## [TASK GOAL]
Single out each line with the word "contacts" and copy it.

## [Stored data]
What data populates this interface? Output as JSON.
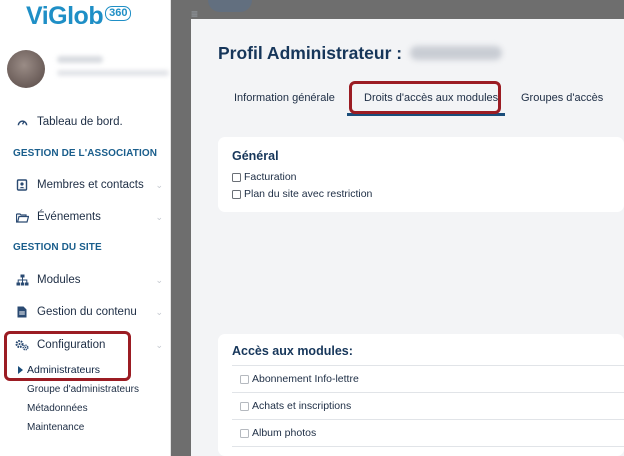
{
  "brand": {
    "name": "ViGlob",
    "badge": "360",
    "color": "#1f8fc6"
  },
  "sidebar": {
    "dashboard": {
      "label": "Tableau de bord.",
      "icon": "dashboard-gauge-icon"
    },
    "section_association": "GESTION DE L'ASSOCIATION",
    "members": {
      "label": "Membres et contacts",
      "icon": "contacts-icon"
    },
    "events": {
      "label": "Événements",
      "icon": "folder-icon"
    },
    "section_site": "GESTION DU SITE",
    "modules": {
      "label": "Modules",
      "icon": "sitemap-icon"
    },
    "content": {
      "label": "Gestion du contenu",
      "icon": "document-icon"
    },
    "configuration": {
      "label": "Configuration",
      "icon": "gears-icon"
    },
    "sub_items": {
      "administrators": "Administrateurs",
      "admin_groups": "Groupe d'administrateurs",
      "metadata": "Métadonnées",
      "maintenance": "Maintenance"
    }
  },
  "page": {
    "title": "Profil Administrateur :",
    "tabs": {
      "general": "Information générale",
      "module_rights": "Droits d'accès aux modules",
      "access_groups": "Groupes d'accès"
    }
  },
  "general_card": {
    "title": "Général",
    "options": [
      "Facturation",
      "Plan du site avec restriction"
    ]
  },
  "modules_card": {
    "title": "Accès aux modules:",
    "options": [
      "Abonnement Info-lettre",
      "Achats et inscriptions",
      "Album photos"
    ]
  },
  "colors": {
    "highlight": "#9b1c23",
    "accent": "#1a5e8c",
    "heading": "#16365a"
  }
}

## [TASK OUTPUT]
      "label": "Membres et contacts",
      "icon": "contacts-icon"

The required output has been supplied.